**Selected extract:**
An example is our collaboration with MTU, a subsidiary of Rolls Royce that specializes in manufacturing large engines. Our contribution entailed facilitating the connection of their massive engines, commonly used in mining operations. The prevailing challenge centered on accessibility problems. Our comprehensive solution encompassed the creation of an entire framework, incorporating sensors affixed to the engines themselves. This sensor data was then seamlessly transmitted up to the cloud. The resulting system included a range of supplementary enhancements, such as predictive maintenance capabilities, the capacity to oversee thousands of engines in real-time, and the implementation of a strategic business model atop this technological foundation.
The primary emphasis when delving into such technologies should be on selecting the right technology for the specific business case. It is important to assess whether it brings value to the end consumer and can be integrated into a viable business model. Without this alignment, maintaining these technological frameworks becomes challenging. Thus, this remains the central area of concentration when constructing such stacks.
How can we efficiently collect, process, analyze, and derive meaningful insights from the massive volume of sensor-generated data while ensuring optimal storage, real-time capabilities, data quality, and security?
Consider two distinct scenarios for the utilization of sensor-generated data: firstly, in the realm of real-time decision-making, and secondly, in the training of AI models, particularly within the domain of autonomous vehicles. When examining the functioning of an autonomous car, during the training phase, data gathered from various driving situations serves the purpose of constructing AI models. These models potentially become active in real-time operational situations. Notably, the learning process does not involve the original data but rather relies on information obtained from the diverse array of sensors. The resultant model then undertakes the task of making decisions. While an AI model can attain a considerable degree of accuracy in a relatively short time span, enhancing its capabilities to handle intricate and infrequent scenarios poses a significant challenge. This challenge is commonly termed the "Long Tail" of model development. Achieving a satisfactory level of proficiency in the model's performance can be realized quite expeditiously, potentially within a few months.
However, addressing the final 2 percent of the challenge involves tackling the intricacies of border use cases. This entails a dual approach with the data loop and the software loop. The software loop pertains to the development of the actual software, while the data loop revolves around circling the data back in a precise manner. Imagine that during the training and testing of your model for road signs, certain issues arise. In such instances, it becomes imperative to acquire additional data related to road signs. This necessitates handling substantial volumes of data, possibly in the petabyte range, which forms the raw database.

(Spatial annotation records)
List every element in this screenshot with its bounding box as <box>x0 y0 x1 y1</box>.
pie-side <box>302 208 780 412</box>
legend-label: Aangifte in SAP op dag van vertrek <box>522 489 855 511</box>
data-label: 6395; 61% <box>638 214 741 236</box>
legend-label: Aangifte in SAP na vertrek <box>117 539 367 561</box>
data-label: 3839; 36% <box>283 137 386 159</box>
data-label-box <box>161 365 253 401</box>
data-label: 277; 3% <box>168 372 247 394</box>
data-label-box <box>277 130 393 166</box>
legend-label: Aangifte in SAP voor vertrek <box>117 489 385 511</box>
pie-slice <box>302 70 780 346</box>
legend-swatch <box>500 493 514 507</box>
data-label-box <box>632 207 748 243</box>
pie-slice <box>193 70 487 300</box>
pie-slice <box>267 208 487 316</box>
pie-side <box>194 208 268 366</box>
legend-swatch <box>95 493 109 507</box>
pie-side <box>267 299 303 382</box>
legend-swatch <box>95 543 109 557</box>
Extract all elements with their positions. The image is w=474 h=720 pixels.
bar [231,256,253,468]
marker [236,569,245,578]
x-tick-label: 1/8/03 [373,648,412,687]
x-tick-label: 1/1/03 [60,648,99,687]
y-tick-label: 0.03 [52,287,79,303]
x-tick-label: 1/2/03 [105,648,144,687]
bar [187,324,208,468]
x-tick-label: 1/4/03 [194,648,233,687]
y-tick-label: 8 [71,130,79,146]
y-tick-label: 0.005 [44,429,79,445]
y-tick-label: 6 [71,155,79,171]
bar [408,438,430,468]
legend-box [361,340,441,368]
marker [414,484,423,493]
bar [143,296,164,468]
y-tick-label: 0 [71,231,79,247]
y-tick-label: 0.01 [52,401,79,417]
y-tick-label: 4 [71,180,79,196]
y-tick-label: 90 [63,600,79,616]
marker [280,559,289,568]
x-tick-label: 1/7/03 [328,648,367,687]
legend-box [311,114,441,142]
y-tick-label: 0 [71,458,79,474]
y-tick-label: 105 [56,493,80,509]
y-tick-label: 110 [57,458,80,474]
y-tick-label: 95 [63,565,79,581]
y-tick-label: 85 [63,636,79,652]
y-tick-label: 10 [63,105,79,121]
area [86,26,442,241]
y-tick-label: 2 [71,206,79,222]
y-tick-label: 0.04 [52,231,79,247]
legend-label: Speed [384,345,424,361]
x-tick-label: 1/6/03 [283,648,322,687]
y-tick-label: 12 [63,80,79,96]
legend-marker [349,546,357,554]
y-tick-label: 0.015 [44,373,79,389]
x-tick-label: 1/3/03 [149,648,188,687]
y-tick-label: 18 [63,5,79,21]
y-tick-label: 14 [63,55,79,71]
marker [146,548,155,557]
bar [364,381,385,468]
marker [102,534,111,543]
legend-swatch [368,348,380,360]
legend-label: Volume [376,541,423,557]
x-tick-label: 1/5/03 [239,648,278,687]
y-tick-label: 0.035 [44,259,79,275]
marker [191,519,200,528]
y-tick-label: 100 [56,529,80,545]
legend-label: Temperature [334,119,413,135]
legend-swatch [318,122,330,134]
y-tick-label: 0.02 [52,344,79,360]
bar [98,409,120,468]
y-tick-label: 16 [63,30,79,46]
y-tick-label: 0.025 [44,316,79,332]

**Set of tasks:**
a – In the sensor-data excerpt, what is the challenge of handling intricate and infrequent scenarios commonly called?
b – Quote the sensor-data excerpt starting at "However, addressing the" and ending at "the raw database.".
c – Write a continuation of the sensor-data excerpt, picking up after its final sentence.

**Results of the exercise:**
a – The "Long Tail" of model development.

b –
However, addressing the final 2 percent of the challenge involves tackling the intricacies of border use cases. This entails a dual approach with the data loop and the software loop. The software loop pertains to the development of the actual software, while the data loop revolves around circling the data back in a precise manner. Imagine that during the training and testing of your model for road signs, certain issues arise. In such instances, it becomes imperative to acquire additional data related to road signs. This necessitates handling substantial volumes of data, possibly in the petabyte range, which forms the raw database.

c –
To effectively manage this, specialized tools are essential. These tools are designed to refine the data, extracting relevant specifics that can then be fed back into the model to enhance its training. This is where synthetic data enters the equation; as obtaining real-world data every time might not be feasible, the option to synthesize data and integrate it into the system arises. This constitutes one facet of the process - the model's development. Once the model is ready for deployment, the focus shifts to real-world data and the capability to provide ongoing updates. As maturity increases and more data are gathered from the environment, a learning process occurs in the backend rather than on the device. This involves sending data to the backend and bringing back a new model. This complete cycle necessitates the careful design of data pipelines. There are two distinct pipelines: one for learning and another for real-time use cases. Navigating this process requires making decisions at various stages, including selecting appropriate tools and infrastructure. These decisions are crucial for establishing a strong foundation in the architectural approach.
As the number of IoT devices and applications increases, managing the scalability of sensor networks, software systems, and service infrastructures becomes critical to handle large volumes of data and users. What solution do you propose for this?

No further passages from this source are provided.